** start Information provided **

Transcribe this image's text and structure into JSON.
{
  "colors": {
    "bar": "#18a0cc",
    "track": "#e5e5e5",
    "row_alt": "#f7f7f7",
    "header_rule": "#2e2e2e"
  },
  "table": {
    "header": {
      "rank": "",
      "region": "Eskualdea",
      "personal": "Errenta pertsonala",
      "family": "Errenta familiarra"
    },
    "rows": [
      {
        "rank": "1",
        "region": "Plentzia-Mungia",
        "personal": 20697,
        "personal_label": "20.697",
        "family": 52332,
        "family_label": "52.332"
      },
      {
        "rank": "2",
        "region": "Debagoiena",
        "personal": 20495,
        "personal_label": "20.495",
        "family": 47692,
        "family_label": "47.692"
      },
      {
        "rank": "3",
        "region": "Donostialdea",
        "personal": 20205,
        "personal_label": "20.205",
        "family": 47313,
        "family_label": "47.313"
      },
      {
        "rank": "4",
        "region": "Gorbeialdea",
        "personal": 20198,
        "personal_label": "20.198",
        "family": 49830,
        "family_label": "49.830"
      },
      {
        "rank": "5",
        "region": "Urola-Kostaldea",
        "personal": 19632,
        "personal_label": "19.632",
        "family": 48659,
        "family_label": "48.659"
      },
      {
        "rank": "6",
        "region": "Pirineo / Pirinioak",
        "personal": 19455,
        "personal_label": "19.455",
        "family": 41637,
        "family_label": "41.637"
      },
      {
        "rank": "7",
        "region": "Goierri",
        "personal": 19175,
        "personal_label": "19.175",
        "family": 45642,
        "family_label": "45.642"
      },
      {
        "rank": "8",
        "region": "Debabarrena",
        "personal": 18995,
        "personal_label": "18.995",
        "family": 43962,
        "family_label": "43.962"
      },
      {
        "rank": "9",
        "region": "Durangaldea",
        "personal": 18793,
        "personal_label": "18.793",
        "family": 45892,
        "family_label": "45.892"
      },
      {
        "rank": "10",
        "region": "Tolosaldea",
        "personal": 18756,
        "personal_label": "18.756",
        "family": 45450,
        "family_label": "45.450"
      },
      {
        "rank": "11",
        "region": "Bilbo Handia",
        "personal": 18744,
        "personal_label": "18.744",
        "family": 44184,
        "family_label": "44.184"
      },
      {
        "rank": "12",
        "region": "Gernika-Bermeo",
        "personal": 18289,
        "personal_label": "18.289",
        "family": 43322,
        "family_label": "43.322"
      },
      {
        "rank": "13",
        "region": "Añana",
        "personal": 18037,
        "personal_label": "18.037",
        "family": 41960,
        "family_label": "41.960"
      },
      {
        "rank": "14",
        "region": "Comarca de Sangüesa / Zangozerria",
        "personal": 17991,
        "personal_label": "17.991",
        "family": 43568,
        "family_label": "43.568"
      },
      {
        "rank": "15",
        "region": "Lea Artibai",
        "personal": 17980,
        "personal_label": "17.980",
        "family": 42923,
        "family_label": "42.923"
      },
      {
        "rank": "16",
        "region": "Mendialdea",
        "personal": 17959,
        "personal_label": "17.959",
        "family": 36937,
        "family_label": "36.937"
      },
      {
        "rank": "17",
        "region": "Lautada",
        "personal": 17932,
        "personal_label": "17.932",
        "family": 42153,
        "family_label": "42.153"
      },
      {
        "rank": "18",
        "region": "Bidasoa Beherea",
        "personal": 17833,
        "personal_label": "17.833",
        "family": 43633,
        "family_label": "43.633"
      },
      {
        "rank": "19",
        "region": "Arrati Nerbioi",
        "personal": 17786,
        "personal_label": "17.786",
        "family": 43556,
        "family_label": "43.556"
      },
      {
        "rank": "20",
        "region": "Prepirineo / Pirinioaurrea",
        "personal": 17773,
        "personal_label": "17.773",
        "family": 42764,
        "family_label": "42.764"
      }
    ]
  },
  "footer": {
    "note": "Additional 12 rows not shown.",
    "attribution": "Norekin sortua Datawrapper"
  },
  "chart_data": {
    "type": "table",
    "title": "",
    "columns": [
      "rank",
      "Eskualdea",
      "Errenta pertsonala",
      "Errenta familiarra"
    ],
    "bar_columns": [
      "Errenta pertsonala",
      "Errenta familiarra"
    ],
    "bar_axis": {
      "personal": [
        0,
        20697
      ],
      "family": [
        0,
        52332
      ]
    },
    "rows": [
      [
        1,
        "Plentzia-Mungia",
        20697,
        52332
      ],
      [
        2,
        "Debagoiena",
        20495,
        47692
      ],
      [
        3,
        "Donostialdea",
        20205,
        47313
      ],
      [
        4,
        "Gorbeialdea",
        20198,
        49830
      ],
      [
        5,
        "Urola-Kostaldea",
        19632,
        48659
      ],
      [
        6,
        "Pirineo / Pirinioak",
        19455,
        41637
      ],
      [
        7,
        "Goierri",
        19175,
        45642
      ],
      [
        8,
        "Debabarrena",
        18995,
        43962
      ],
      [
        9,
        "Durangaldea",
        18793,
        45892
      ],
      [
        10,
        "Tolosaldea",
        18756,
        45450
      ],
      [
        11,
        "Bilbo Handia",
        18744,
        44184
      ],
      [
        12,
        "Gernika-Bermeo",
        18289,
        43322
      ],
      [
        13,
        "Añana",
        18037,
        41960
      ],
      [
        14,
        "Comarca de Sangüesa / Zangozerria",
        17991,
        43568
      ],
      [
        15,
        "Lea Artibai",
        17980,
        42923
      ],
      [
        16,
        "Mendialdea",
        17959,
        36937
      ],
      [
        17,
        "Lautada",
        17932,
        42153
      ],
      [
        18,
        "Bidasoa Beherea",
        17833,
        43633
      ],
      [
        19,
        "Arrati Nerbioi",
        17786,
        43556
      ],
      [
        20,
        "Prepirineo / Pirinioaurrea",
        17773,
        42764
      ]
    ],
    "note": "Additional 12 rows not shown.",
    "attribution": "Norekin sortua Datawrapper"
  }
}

** end Information provided **

= Requirement =
Please quote the records above exactly, without skipping a line.

= Result below =
Transcribe this image's text and structure into JSON.
{
  "colors": {
    "bar": "#18a0cc",
    "track": "#e5e5e5",
    "row_alt": "#f7f7f7",
    "header_rule": "#2e2e2e"
  },
  "table": {
    "header": {
      "rank": "",
      "region": "Eskualdea",
      "personal": "Errenta pertsonala",
      "family": "Errenta familiarra"
    },
    "rows": [
      {
        "rank": "1",
        "region": "Plentzia-Mungia",
        "personal": 20697,
        "personal_label": "20.697",
        "family": 52332,
        "family_label": "52.332"
      },
      {
        "rank": "2",
        "region": "Debagoiena",
        "personal": 20495,
        "personal_label": "20.495",
        "family": 47692,
        "family_label": "47.692"
      },
      {
        "rank": "3",
        "region": "Donostialdea",
        "personal": 20205,
        "personal_label": "20.205",
        "family": 47313,
        "family_label": "47.313"
      },
      {
        "rank": "4",
        "region": "Gorbeialdea",
        "personal": 20198,
        "personal_label": "20.198",
        "family": 49830,
        "family_label": "49.830"
      },
      {
        "rank": "5",
        "region": "Urola-Kostaldea",
        "personal": 19632,
        "personal_label": "19.632",
        "family": 48659,
        "family_label": "48.659"
      },
      {
        "rank": "6",
        "region": "Pirineo / Pirinioak",
        "personal": 19455,
        "personal_label": "19.455",
        "family": 41637,
        "family_label": "41.637"
      },
      {
        "rank": "7",
        "region": "Goierri",
        "personal": 19175,
        "personal_label": "19.175",
        "family": 45642,
        "family_label": "45.642"
      },
      {
        "rank": "8",
        "region": "Debabarrena",
        "personal": 18995,
        "personal_label": "18.995",
        "family": 43962,
        "family_label": "43.962"
      },
      {
        "rank": "9",
        "region": "Durangaldea",
        "personal": 18793,
        "personal_label": "18.793",
        "family": 45892,
        "family_label": "45.892"
      },
      {
        "rank": "10",
        "region": "Tolosaldea",
        "personal": 18756,
        "personal_label": "18.756",
        "family": 45450,
        "family_label": "45.450"
      },
      {
        "rank": "11",
        "region": "Bilbo Handia",
        "personal": 18744,
        "personal_label": "18.744",
        "family": 44184,
        "family_label": "44.184"
      },
      {
        "rank": "12",
        "region": "Gernika-Bermeo",
        "personal": 18289,
        "personal_label": "18.289",
        "family": 43322,
        "family_label": "43.322"
      },
      {
        "rank": "13",
        "region": "Añana",
        "personal": 18037,
        "personal_label": "18.037",
        "family": 41960,
        "family_label": "41.960"
      },
      {
        "rank": "14",
        "region": "Comarca de Sangüesa / Zangozerria",
        "personal": 17991,
        "personal_label": "17.991",
        "family": 43568,
        "family_label": "43.568"
      },
      {
        "rank": "15",
        "region": "Lea Artibai",
        "personal": 17980,
        "personal_label": "17.980",
        "family": 42923,
        "family_label": "42.923"
      },
      {
        "rank": "16",
        "region": "Mendialdea",
        "personal": 17959,
        "personal_label": "17.959",
        "family": 36937,
        "family_label": "36.937"
      },
      {
        "rank": "17",
        "region": "Lautada",
        "personal": 17932,
        "personal_label": "17.932",
        "family": 42153,
        "family_label": "42.153"
      },
      {
        "rank": "18",
        "region": "Bidasoa Beherea",
        "personal": 17833,
        "personal_label": "17.833",
        "family": 43633,
        "family_label": "43.633"
      },
      {
        "rank": "19",
        "region": "Arrati Nerbioi",
        "personal": 17786,
        "personal_label": "17.786",
        "family": 43556,
        "family_label": "43.556"
      },
      {
        "rank": "20",
        "region": "Prepirineo / Pirinioaurrea",
        "personal": 17773,
        "personal_label": "17.773",
        "family": 42764,
        "family_label": "42.764"
      }
    ]
  },
  "footer": {
    "note": "Additional 12 rows not shown.",
    "attribution": "Norekin sortua Datawrapper"
  },
  "chart_data": {
    "type": "table",
    "title": "",
    "columns": [
      "rank",
      "Eskualdea",
      "Errenta pertsonala",
      "Errenta familiarra"
    ],
    "bar_columns": [
      "Errenta pertsonala",
      "Errenta familiarra"
    ],
    "bar_axis": {
      "personal": [
        0,
        20697
      ],
      "family": [
        0,
        52332
      ]
    },
    "rows": [
      [
        1,
        "Plentzia-Mungia",
        20697,
        52332
      ],
      [
        2,
        "Debagoiena",
        20495,
        47692
      ],
      [
        3,
        "Donostialdea",
        20205,
        47313
      ],
      [
        4,
        "Gorbeialdea",
        20198,
        49830
      ],
      [
        5,
        "Urola-Kostaldea",
        19632,
        48659
      ],
      [
        6,
        "Pirineo / Pirinioak",
        19455,
        41637
      ],
      [
        7,
        "Goierri",
        19175,
        45642
      ],
      [
        8,
        "Debabarrena",
        18995,
        43962
      ],
      [
        9,
        "Durangaldea",
        18793,
        45892
      ],
      [
        10,
        "Tolosaldea",
        18756,
        45450
      ],
      [
        11,
        "Bilbo Handia",
        18744,
        44184
      ],
      [
        12,
        "Gernika-Bermeo",
        18289,
        43322
      ],
      [
        13,
        "Añana",
        18037,
        41960
      ],
      [
        14,
        "Comarca de Sangüesa / Zangozerria",
        17991,
        43568
      ],
      [
        15,
        "Lea Artibai",
        17980,
        42923
      ],
      [
        16,
        "Mendialdea",
        17959,
        36937
      ],
      [
        17,
        "Lautada",
        17932,
        42153
      ],
      [
        18,
        "Bidasoa Beherea",
        17833,
        43633
      ],
      [
        19,
        "Arrati Nerbioi",
        17786,
        43556
      ],
      [
        20,
        "Prepirineo / Pirinioaurrea",
        17773,
        42764
      ]
    ],
    "note": "Additional 12 rows not shown.",
    "attribution": "Norekin sortua Datawrapper"
  }
}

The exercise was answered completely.